STATED TASK: Gather all lines in the entries below that include the word "PRESSURE".

+===+

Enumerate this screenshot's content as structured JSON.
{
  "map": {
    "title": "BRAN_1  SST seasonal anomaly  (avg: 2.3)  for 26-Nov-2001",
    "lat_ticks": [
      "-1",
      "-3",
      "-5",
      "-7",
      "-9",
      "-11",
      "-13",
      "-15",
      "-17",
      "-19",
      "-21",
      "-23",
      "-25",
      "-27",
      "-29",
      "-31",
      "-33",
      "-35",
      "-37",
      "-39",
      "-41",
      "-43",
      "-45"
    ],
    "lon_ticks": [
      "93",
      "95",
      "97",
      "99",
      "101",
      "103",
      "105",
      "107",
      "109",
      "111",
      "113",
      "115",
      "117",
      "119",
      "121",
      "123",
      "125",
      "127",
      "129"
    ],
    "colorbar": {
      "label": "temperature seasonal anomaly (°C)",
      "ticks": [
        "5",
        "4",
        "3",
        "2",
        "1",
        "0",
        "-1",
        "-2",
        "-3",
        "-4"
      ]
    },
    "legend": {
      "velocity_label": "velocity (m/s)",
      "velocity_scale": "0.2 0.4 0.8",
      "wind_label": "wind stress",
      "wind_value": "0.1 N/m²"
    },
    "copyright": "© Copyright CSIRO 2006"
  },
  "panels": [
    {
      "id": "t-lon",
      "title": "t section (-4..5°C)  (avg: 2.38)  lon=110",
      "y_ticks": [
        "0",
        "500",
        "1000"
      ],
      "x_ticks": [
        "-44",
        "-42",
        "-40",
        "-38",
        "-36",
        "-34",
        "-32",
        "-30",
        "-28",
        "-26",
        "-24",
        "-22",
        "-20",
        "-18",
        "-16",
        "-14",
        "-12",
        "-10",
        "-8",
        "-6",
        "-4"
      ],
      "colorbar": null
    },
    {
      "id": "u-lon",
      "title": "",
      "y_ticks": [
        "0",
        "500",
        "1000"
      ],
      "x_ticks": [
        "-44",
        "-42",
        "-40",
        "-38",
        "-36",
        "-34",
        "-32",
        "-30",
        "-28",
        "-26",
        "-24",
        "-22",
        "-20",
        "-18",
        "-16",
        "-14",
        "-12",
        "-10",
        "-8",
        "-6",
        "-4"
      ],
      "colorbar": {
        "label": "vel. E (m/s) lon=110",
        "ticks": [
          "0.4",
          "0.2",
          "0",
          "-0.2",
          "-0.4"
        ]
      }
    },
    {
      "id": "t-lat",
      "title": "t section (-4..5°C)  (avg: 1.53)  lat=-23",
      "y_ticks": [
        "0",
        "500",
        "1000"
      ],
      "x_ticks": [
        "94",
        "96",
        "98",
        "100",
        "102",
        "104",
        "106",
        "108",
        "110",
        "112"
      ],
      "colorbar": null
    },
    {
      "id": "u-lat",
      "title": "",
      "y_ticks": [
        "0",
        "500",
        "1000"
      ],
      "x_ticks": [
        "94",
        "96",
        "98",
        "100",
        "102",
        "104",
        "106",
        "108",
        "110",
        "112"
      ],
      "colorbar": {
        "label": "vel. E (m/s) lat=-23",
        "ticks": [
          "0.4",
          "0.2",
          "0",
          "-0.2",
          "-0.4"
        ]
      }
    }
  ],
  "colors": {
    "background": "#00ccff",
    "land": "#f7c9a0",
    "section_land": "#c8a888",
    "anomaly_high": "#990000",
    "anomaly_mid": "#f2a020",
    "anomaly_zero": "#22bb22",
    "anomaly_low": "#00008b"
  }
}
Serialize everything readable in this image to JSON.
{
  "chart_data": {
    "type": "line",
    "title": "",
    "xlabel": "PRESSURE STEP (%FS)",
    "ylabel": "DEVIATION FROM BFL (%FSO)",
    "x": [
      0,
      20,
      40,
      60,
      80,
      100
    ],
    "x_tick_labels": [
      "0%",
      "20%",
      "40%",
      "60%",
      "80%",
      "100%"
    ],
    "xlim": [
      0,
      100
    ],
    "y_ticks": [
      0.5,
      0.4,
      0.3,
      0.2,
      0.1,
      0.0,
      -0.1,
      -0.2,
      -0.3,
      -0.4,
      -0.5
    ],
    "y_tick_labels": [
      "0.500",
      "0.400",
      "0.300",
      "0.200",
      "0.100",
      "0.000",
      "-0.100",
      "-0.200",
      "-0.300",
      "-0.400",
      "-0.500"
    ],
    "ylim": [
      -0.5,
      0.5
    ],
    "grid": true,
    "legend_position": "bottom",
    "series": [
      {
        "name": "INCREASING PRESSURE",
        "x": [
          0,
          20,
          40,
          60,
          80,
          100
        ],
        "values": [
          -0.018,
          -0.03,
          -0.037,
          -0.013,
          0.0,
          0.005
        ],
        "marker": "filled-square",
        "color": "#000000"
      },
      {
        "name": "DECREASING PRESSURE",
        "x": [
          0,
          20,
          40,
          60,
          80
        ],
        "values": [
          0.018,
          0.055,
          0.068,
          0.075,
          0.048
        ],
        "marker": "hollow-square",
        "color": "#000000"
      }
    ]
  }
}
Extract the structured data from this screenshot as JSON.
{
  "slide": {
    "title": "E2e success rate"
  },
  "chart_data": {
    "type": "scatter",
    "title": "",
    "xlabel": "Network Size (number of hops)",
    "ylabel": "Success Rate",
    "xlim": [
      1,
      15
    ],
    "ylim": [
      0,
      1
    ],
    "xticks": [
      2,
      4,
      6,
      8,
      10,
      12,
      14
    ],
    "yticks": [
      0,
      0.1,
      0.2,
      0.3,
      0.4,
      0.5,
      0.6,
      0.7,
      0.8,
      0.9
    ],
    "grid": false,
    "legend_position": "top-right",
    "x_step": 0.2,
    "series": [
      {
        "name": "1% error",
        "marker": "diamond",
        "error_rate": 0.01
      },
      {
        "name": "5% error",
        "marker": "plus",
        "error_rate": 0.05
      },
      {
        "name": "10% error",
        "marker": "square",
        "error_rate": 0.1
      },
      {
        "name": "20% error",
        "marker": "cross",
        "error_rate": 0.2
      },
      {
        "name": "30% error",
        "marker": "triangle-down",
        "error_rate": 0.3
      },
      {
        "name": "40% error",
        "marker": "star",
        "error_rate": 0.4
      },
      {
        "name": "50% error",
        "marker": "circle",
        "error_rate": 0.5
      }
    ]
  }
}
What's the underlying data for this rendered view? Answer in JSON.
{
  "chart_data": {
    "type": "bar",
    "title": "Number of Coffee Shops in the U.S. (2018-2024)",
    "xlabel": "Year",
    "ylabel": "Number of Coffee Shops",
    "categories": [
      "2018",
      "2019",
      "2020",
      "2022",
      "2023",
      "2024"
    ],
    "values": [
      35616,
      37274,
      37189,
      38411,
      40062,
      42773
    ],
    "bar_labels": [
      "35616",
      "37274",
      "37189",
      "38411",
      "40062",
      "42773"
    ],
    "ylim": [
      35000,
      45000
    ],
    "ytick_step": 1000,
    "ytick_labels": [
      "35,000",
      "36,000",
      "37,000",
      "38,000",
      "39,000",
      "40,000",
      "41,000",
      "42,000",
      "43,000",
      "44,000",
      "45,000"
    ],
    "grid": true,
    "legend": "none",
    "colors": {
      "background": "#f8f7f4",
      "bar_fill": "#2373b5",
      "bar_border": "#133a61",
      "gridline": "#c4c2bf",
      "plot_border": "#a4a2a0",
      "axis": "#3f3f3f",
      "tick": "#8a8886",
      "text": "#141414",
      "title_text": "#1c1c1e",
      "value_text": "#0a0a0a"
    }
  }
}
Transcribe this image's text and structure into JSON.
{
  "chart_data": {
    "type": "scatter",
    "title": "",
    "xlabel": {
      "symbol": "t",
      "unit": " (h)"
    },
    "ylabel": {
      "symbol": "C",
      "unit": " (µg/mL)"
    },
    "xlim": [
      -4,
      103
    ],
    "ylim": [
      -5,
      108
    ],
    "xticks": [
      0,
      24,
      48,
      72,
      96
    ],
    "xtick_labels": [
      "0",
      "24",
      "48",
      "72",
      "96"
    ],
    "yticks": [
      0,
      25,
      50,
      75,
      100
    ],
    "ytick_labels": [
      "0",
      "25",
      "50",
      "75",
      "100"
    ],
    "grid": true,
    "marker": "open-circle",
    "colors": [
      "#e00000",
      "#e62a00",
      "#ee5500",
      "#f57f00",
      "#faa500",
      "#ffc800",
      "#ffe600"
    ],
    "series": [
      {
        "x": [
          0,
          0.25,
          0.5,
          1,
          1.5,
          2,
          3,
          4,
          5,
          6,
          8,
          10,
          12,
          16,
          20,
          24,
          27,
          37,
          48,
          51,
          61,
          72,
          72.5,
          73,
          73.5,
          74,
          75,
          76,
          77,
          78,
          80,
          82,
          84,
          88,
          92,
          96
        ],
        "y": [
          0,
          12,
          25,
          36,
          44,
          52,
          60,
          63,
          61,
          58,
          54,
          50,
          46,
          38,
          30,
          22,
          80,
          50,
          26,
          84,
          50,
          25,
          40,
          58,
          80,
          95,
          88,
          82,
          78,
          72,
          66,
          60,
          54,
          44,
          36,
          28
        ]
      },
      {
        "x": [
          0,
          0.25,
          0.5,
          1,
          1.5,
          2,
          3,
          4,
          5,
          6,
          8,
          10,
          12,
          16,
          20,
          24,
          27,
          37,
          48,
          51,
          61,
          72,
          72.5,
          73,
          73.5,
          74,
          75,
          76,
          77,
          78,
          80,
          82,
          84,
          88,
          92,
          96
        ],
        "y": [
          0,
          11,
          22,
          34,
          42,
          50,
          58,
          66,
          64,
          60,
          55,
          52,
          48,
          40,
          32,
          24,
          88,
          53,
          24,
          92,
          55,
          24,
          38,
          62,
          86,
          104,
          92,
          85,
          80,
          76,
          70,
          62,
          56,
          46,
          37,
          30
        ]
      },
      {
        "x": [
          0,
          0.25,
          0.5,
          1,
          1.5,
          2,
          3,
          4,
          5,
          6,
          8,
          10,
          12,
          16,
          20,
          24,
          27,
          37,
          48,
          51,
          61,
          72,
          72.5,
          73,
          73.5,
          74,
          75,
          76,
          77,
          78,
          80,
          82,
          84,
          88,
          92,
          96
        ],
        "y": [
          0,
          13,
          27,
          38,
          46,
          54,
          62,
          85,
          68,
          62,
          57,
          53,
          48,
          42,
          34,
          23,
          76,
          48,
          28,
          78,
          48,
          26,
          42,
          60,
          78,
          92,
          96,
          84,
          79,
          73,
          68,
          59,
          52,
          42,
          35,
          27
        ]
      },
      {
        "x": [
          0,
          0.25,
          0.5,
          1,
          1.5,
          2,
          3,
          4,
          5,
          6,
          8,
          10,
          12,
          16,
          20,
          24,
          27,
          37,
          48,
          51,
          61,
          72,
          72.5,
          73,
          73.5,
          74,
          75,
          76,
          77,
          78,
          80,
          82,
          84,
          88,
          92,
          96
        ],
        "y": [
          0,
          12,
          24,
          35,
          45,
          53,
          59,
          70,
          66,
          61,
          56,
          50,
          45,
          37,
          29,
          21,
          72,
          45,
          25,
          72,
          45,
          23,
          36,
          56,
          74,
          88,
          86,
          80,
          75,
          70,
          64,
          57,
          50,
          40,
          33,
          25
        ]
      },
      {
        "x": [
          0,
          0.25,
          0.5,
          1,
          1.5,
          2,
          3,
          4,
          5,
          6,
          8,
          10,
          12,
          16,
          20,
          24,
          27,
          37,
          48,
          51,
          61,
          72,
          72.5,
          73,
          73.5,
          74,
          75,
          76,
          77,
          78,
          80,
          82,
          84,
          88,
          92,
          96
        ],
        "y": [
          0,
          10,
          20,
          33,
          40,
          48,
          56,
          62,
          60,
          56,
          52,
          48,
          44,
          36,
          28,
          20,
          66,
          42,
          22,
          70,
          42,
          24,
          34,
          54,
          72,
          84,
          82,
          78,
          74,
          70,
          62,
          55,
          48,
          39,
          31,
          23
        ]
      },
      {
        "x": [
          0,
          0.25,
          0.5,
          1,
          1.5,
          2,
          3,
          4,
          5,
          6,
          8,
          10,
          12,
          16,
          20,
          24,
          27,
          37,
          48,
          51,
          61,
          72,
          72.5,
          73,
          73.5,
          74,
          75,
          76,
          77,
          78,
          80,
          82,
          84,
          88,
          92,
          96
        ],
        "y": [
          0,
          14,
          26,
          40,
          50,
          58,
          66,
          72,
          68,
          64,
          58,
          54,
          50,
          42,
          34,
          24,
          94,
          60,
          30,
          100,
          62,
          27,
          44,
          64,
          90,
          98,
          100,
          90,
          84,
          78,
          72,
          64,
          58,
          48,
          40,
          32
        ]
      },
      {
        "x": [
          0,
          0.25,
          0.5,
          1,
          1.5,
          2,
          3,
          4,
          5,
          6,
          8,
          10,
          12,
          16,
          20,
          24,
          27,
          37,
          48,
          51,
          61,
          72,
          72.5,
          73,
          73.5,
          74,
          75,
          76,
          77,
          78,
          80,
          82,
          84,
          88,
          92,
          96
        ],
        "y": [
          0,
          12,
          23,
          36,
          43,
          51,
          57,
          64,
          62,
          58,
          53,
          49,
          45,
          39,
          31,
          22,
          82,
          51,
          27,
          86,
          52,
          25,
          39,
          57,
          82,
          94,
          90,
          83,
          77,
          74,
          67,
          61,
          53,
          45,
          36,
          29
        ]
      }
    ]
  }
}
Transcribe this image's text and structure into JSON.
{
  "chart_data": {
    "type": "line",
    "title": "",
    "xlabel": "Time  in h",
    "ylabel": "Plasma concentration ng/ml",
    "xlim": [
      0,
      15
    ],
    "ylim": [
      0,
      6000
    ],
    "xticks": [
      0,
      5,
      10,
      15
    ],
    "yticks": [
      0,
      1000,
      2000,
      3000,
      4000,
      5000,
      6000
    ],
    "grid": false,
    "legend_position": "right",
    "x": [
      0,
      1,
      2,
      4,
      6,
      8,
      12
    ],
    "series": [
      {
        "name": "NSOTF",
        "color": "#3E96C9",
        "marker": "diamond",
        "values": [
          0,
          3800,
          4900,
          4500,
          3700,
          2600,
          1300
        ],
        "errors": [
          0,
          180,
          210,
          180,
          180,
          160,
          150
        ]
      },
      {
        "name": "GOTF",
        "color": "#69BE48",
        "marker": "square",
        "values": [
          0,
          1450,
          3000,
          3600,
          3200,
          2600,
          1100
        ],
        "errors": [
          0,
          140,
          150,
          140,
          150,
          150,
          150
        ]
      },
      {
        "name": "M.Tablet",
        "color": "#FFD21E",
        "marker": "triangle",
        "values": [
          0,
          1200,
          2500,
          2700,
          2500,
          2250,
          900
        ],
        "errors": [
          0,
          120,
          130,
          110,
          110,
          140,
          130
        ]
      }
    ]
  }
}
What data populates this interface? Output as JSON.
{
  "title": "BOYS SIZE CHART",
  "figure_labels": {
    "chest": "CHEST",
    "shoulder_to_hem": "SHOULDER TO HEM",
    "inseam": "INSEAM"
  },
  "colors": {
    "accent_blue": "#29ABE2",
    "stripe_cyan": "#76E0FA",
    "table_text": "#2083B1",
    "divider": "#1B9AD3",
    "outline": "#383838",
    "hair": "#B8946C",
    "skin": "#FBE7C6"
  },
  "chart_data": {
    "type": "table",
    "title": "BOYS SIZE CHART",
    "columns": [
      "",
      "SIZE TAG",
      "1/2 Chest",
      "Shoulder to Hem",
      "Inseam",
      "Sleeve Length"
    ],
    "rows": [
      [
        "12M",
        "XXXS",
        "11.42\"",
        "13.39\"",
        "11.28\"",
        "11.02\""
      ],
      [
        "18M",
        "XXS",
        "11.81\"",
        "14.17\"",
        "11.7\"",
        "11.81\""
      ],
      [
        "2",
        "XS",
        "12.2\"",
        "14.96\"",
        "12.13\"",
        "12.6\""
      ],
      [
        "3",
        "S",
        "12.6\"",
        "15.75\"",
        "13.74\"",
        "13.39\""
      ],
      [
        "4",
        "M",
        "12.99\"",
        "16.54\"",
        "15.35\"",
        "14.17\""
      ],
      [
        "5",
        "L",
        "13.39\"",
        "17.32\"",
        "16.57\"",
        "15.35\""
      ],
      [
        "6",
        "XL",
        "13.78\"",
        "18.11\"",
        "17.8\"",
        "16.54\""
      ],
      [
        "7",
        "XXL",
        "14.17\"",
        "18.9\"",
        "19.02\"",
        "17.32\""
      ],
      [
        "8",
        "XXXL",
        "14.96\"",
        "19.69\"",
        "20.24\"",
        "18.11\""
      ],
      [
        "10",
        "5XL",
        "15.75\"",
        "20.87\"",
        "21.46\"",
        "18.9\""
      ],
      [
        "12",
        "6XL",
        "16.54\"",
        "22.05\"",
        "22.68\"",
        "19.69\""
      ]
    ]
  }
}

+===+

FINISHED EXERCISE:
    "xlabel": "PRESSURE STEP (%FS)",
        "name": "INCREASING PRESSURE",
        "name": "DECREASING PRESSURE",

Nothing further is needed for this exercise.